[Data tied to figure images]
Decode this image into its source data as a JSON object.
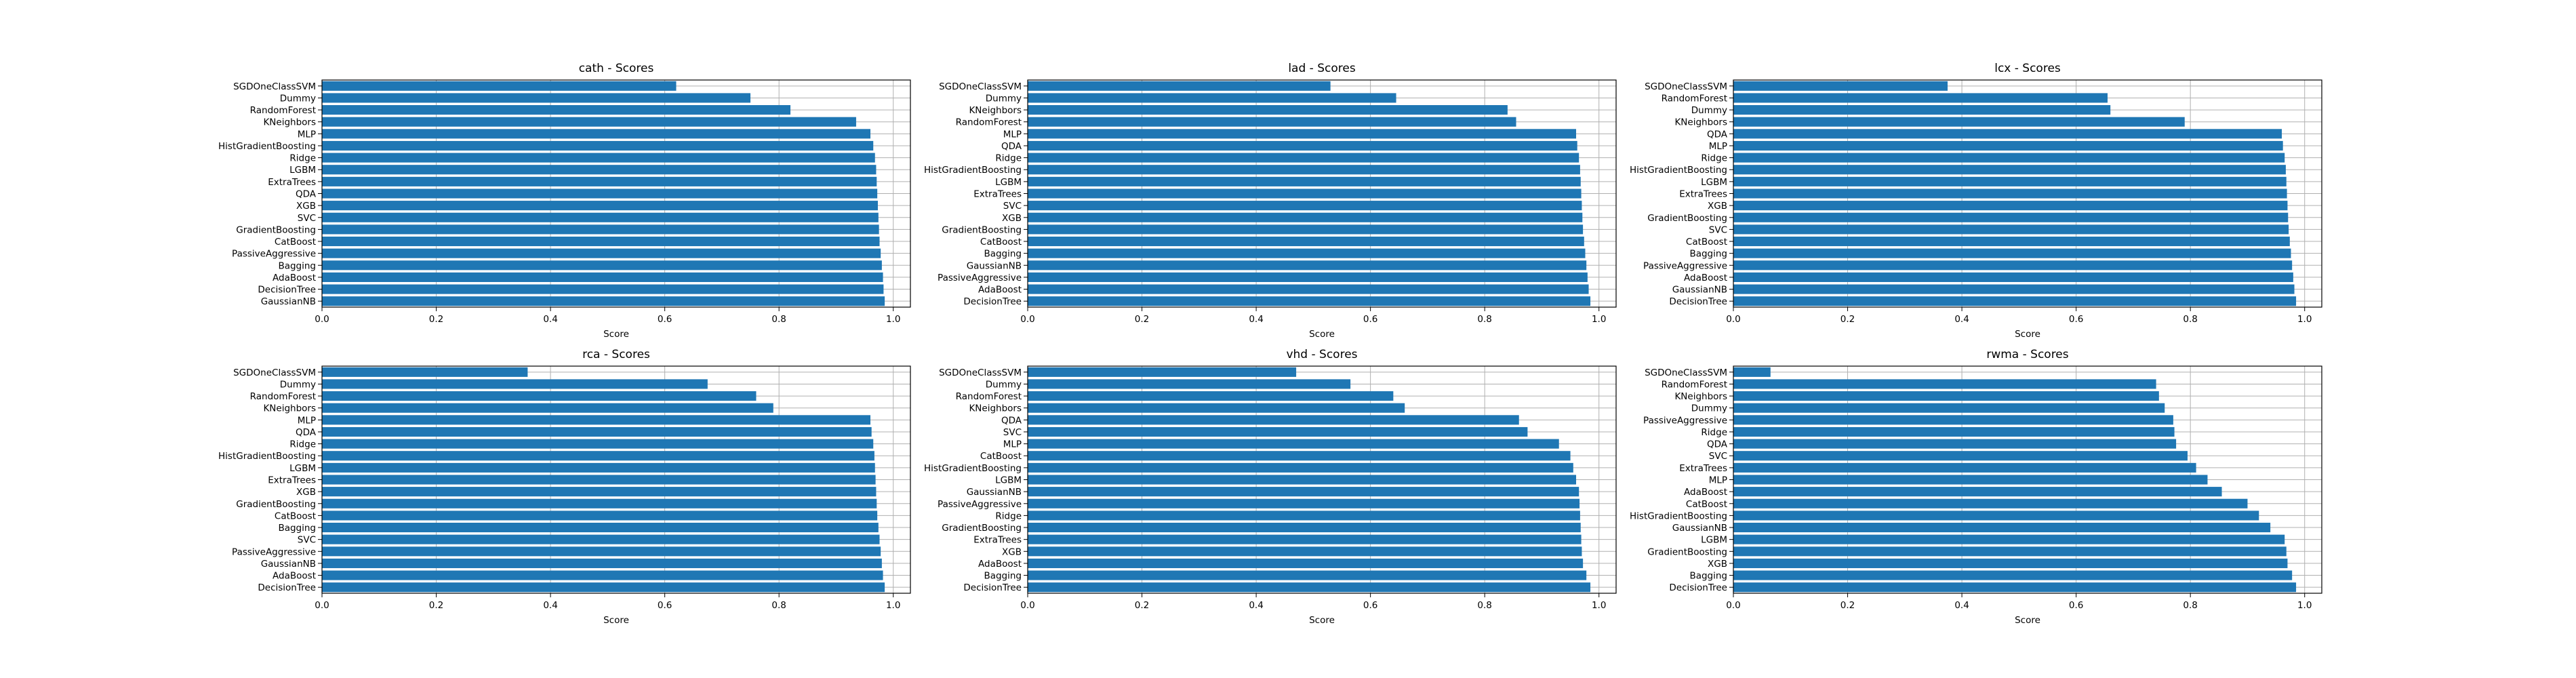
{
  "colors": {
    "bar": "#1f77b4",
    "grid": "#b0b0b0",
    "axis": "#000000"
  },
  "chart_data": [
    {
      "type": "bar",
      "orientation": "horizontal",
      "grid": true,
      "title": "cath - Scores",
      "xlabel": "Score",
      "ylabel": "",
      "xlim": [
        0,
        1.03
      ],
      "xticks": [
        "0.0",
        "0.2",
        "0.4",
        "0.6",
        "0.8",
        "1.0"
      ],
      "categories": [
        "SGDOneClassSVM",
        "Dummy",
        "RandomForest",
        "KNeighbors",
        "MLP",
        "HistGradientBoosting",
        "Ridge",
        "LGBM",
        "ExtraTrees",
        "QDA",
        "XGB",
        "SVC",
        "GradientBoosting",
        "CatBoost",
        "PassiveAggressive",
        "Bagging",
        "AdaBoost",
        "DecisionTree",
        "GaussianNB"
      ],
      "values": [
        0.62,
        0.75,
        0.82,
        0.935,
        0.96,
        0.965,
        0.968,
        0.97,
        0.971,
        0.972,
        0.973,
        0.974,
        0.975,
        0.976,
        0.978,
        0.98,
        0.982,
        0.983,
        0.985
      ]
    },
    {
      "type": "bar",
      "orientation": "horizontal",
      "grid": true,
      "title": "lad - Scores",
      "xlabel": "Score",
      "ylabel": "",
      "xlim": [
        0,
        1.03
      ],
      "xticks": [
        "0.0",
        "0.2",
        "0.4",
        "0.6",
        "0.8",
        "1.0"
      ],
      "categories": [
        "SGDOneClassSVM",
        "Dummy",
        "KNeighbors",
        "RandomForest",
        "MLP",
        "QDA",
        "Ridge",
        "HistGradientBoosting",
        "LGBM",
        "ExtraTrees",
        "SVC",
        "XGB",
        "GradientBoosting",
        "CatBoost",
        "Bagging",
        "GaussianNB",
        "PassiveAggressive",
        "AdaBoost",
        "DecisionTree"
      ],
      "values": [
        0.53,
        0.645,
        0.84,
        0.855,
        0.96,
        0.962,
        0.965,
        0.967,
        0.968,
        0.969,
        0.97,
        0.971,
        0.972,
        0.974,
        0.976,
        0.978,
        0.98,
        0.982,
        0.985
      ]
    },
    {
      "type": "bar",
      "orientation": "horizontal",
      "grid": true,
      "title": "lcx - Scores",
      "xlabel": "Score",
      "ylabel": "",
      "xlim": [
        0,
        1.03
      ],
      "xticks": [
        "0.0",
        "0.2",
        "0.4",
        "0.6",
        "0.8",
        "1.0"
      ],
      "categories": [
        "SGDOneClassSVM",
        "RandomForest",
        "Dummy",
        "KNeighbors",
        "QDA",
        "MLP",
        "Ridge",
        "HistGradientBoosting",
        "LGBM",
        "ExtraTrees",
        "XGB",
        "GradientBoosting",
        "SVC",
        "CatBoost",
        "Bagging",
        "PassiveAggressive",
        "AdaBoost",
        "GaussianNB",
        "DecisionTree"
      ],
      "values": [
        0.375,
        0.655,
        0.66,
        0.79,
        0.96,
        0.962,
        0.965,
        0.967,
        0.968,
        0.969,
        0.97,
        0.971,
        0.972,
        0.974,
        0.976,
        0.978,
        0.98,
        0.982,
        0.985
      ]
    },
    {
      "type": "bar",
      "orientation": "horizontal",
      "grid": true,
      "title": "rca - Scores",
      "xlabel": "Score",
      "ylabel": "",
      "xlim": [
        0,
        1.03
      ],
      "xticks": [
        "0.0",
        "0.2",
        "0.4",
        "0.6",
        "0.8",
        "1.0"
      ],
      "categories": [
        "SGDOneClassSVM",
        "Dummy",
        "RandomForest",
        "KNeighbors",
        "MLP",
        "QDA",
        "Ridge",
        "HistGradientBoosting",
        "LGBM",
        "ExtraTrees",
        "XGB",
        "GradientBoosting",
        "CatBoost",
        "Bagging",
        "SVC",
        "PassiveAggressive",
        "GaussianNB",
        "AdaBoost",
        "DecisionTree"
      ],
      "values": [
        0.36,
        0.675,
        0.76,
        0.79,
        0.96,
        0.962,
        0.965,
        0.967,
        0.968,
        0.969,
        0.97,
        0.971,
        0.972,
        0.974,
        0.976,
        0.978,
        0.98,
        0.982,
        0.985
      ]
    },
    {
      "type": "bar",
      "orientation": "horizontal",
      "grid": true,
      "title": "vhd - Scores",
      "xlabel": "Score",
      "ylabel": "",
      "xlim": [
        0,
        1.03
      ],
      "xticks": [
        "0.0",
        "0.2",
        "0.4",
        "0.6",
        "0.8",
        "1.0"
      ],
      "categories": [
        "SGDOneClassSVM",
        "Dummy",
        "RandomForest",
        "KNeighbors",
        "QDA",
        "SVC",
        "MLP",
        "CatBoost",
        "HistGradientBoosting",
        "LGBM",
        "GaussianNB",
        "PassiveAggressive",
        "Ridge",
        "GradientBoosting",
        "ExtraTrees",
        "XGB",
        "AdaBoost",
        "Bagging",
        "DecisionTree"
      ],
      "values": [
        0.47,
        0.565,
        0.64,
        0.66,
        0.86,
        0.875,
        0.93,
        0.95,
        0.955,
        0.96,
        0.965,
        0.966,
        0.967,
        0.968,
        0.969,
        0.97,
        0.972,
        0.978,
        0.985
      ]
    },
    {
      "type": "bar",
      "orientation": "horizontal",
      "grid": true,
      "title": "rwma - Scores",
      "xlabel": "Score",
      "ylabel": "",
      "xlim": [
        0,
        1.03
      ],
      "xticks": [
        "0.0",
        "0.2",
        "0.4",
        "0.6",
        "0.8",
        "1.0"
      ],
      "categories": [
        "SGDOneClassSVM",
        "RandomForest",
        "KNeighbors",
        "Dummy",
        "PassiveAggressive",
        "Ridge",
        "QDA",
        "SVC",
        "ExtraTrees",
        "MLP",
        "AdaBoost",
        "CatBoost",
        "HistGradientBoosting",
        "GaussianNB",
        "LGBM",
        "GradientBoosting",
        "XGB",
        "Bagging",
        "DecisionTree"
      ],
      "values": [
        0.065,
        0.74,
        0.745,
        0.755,
        0.77,
        0.772,
        0.775,
        0.795,
        0.81,
        0.83,
        0.855,
        0.9,
        0.92,
        0.94,
        0.965,
        0.968,
        0.97,
        0.978,
        0.985
      ]
    }
  ]
}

_WHAT TO PRODUCE_: None of the pictures should appear; repeat the records exactly otherwise.

_SOLUTION FOR THIS PROBLEM_:
Decode this image into its source data as a JSON object.
{
  "colors": {
    "bar": "#1f77b4",
    "grid": "#b0b0b0",
    "axis": "#000000"
  },
  "chart_data": [
    {
      "type": "bar",
      "orientation": "horizontal",
      "grid": true,
      "title": "cath - Scores",
      "xlabel": "Score",
      "ylabel": "",
      "xlim": [
        0,
        1.03
      ],
      "xticks": [
        "0.0",
        "0.2",
        "0.4",
        "0.6",
        "0.8",
        "1.0"
      ],
      "categories": [
        "SGDOneClassSVM",
        "Dummy",
        "RandomForest",
        "KNeighbors",
        "MLP",
        "HistGradientBoosting",
        "Ridge",
        "LGBM",
        "ExtraTrees",
        "QDA",
        "XGB",
        "SVC",
        "GradientBoosting",
        "CatBoost",
        "PassiveAggressive",
        "Bagging",
        "AdaBoost",
        "DecisionTree",
        "GaussianNB"
      ],
      "values": [
        0.62,
        0.75,
        0.82,
        0.935,
        0.96,
        0.965,
        0.968,
        0.97,
        0.971,
        0.972,
        0.973,
        0.974,
        0.975,
        0.976,
        0.978,
        0.98,
        0.982,
        0.983,
        0.985
      ]
    },
    {
      "type": "bar",
      "orientation": "horizontal",
      "grid": true,
      "title": "lad - Scores",
      "xlabel": "Score",
      "ylabel": "",
      "xlim": [
        0,
        1.03
      ],
      "xticks": [
        "0.0",
        "0.2",
        "0.4",
        "0.6",
        "0.8",
        "1.0"
      ],
      "categories": [
        "SGDOneClassSVM",
        "Dummy",
        "KNeighbors",
        "RandomForest",
        "MLP",
        "QDA",
        "Ridge",
        "HistGradientBoosting",
        "LGBM",
        "ExtraTrees",
        "SVC",
        "XGB",
        "GradientBoosting",
        "CatBoost",
        "Bagging",
        "GaussianNB",
        "PassiveAggressive",
        "AdaBoost",
        "DecisionTree"
      ],
      "values": [
        0.53,
        0.645,
        0.84,
        0.855,
        0.96,
        0.962,
        0.965,
        0.967,
        0.968,
        0.969,
        0.97,
        0.971,
        0.972,
        0.974,
        0.976,
        0.978,
        0.98,
        0.982,
        0.985
      ]
    },
    {
      "type": "bar",
      "orientation": "horizontal",
      "grid": true,
      "title": "lcx - Scores",
      "xlabel": "Score",
      "ylabel": "",
      "xlim": [
        0,
        1.03
      ],
      "xticks": [
        "0.0",
        "0.2",
        "0.4",
        "0.6",
        "0.8",
        "1.0"
      ],
      "categories": [
        "SGDOneClassSVM",
        "RandomForest",
        "Dummy",
        "KNeighbors",
        "QDA",
        "MLP",
        "Ridge",
        "HistGradientBoosting",
        "LGBM",
        "ExtraTrees",
        "XGB",
        "GradientBoosting",
        "SVC",
        "CatBoost",
        "Bagging",
        "PassiveAggressive",
        "AdaBoost",
        "GaussianNB",
        "DecisionTree"
      ],
      "values": [
        0.375,
        0.655,
        0.66,
        0.79,
        0.96,
        0.962,
        0.965,
        0.967,
        0.968,
        0.969,
        0.97,
        0.971,
        0.972,
        0.974,
        0.976,
        0.978,
        0.98,
        0.982,
        0.985
      ]
    },
    {
      "type": "bar",
      "orientation": "horizontal",
      "grid": true,
      "title": "rca - Scores",
      "xlabel": "Score",
      "ylabel": "",
      "xlim": [
        0,
        1.03
      ],
      "xticks": [
        "0.0",
        "0.2",
        "0.4",
        "0.6",
        "0.8",
        "1.0"
      ],
      "categories": [
        "SGDOneClassSVM",
        "Dummy",
        "RandomForest",
        "KNeighbors",
        "MLP",
        "QDA",
        "Ridge",
        "HistGradientBoosting",
        "LGBM",
        "ExtraTrees",
        "XGB",
        "GradientBoosting",
        "CatBoost",
        "Bagging",
        "SVC",
        "PassiveAggressive",
        "GaussianNB",
        "AdaBoost",
        "DecisionTree"
      ],
      "values": [
        0.36,
        0.675,
        0.76,
        0.79,
        0.96,
        0.962,
        0.965,
        0.967,
        0.968,
        0.969,
        0.97,
        0.971,
        0.972,
        0.974,
        0.976,
        0.978,
        0.98,
        0.982,
        0.985
      ]
    },
    {
      "type": "bar",
      "orientation": "horizontal",
      "grid": true,
      "title": "vhd - Scores",
      "xlabel": "Score",
      "ylabel": "",
      "xlim": [
        0,
        1.03
      ],
      "xticks": [
        "0.0",
        "0.2",
        "0.4",
        "0.6",
        "0.8",
        "1.0"
      ],
      "categories": [
        "SGDOneClassSVM",
        "Dummy",
        "RandomForest",
        "KNeighbors",
        "QDA",
        "SVC",
        "MLP",
        "CatBoost",
        "HistGradientBoosting",
        "LGBM",
        "GaussianNB",
        "PassiveAggressive",
        "Ridge",
        "GradientBoosting",
        "ExtraTrees",
        "XGB",
        "AdaBoost",
        "Bagging",
        "DecisionTree"
      ],
      "values": [
        0.47,
        0.565,
        0.64,
        0.66,
        0.86,
        0.875,
        0.93,
        0.95,
        0.955,
        0.96,
        0.965,
        0.966,
        0.967,
        0.968,
        0.969,
        0.97,
        0.972,
        0.978,
        0.985
      ]
    },
    {
      "type": "bar",
      "orientation": "horizontal",
      "grid": true,
      "title": "rwma - Scores",
      "xlabel": "Score",
      "ylabel": "",
      "xlim": [
        0,
        1.03
      ],
      "xticks": [
        "0.0",
        "0.2",
        "0.4",
        "0.6",
        "0.8",
        "1.0"
      ],
      "categories": [
        "SGDOneClassSVM",
        "RandomForest",
        "KNeighbors",
        "Dummy",
        "PassiveAggressive",
        "Ridge",
        "QDA",
        "SVC",
        "ExtraTrees",
        "MLP",
        "AdaBoost",
        "CatBoost",
        "HistGradientBoosting",
        "GaussianNB",
        "LGBM",
        "GradientBoosting",
        "XGB",
        "Bagging",
        "DecisionTree"
      ],
      "values": [
        0.065,
        0.74,
        0.745,
        0.755,
        0.77,
        0.772,
        0.775,
        0.795,
        0.81,
        0.83,
        0.855,
        0.9,
        0.92,
        0.94,
        0.965,
        0.968,
        0.97,
        0.978,
        0.985
      ]
    }
  ]
}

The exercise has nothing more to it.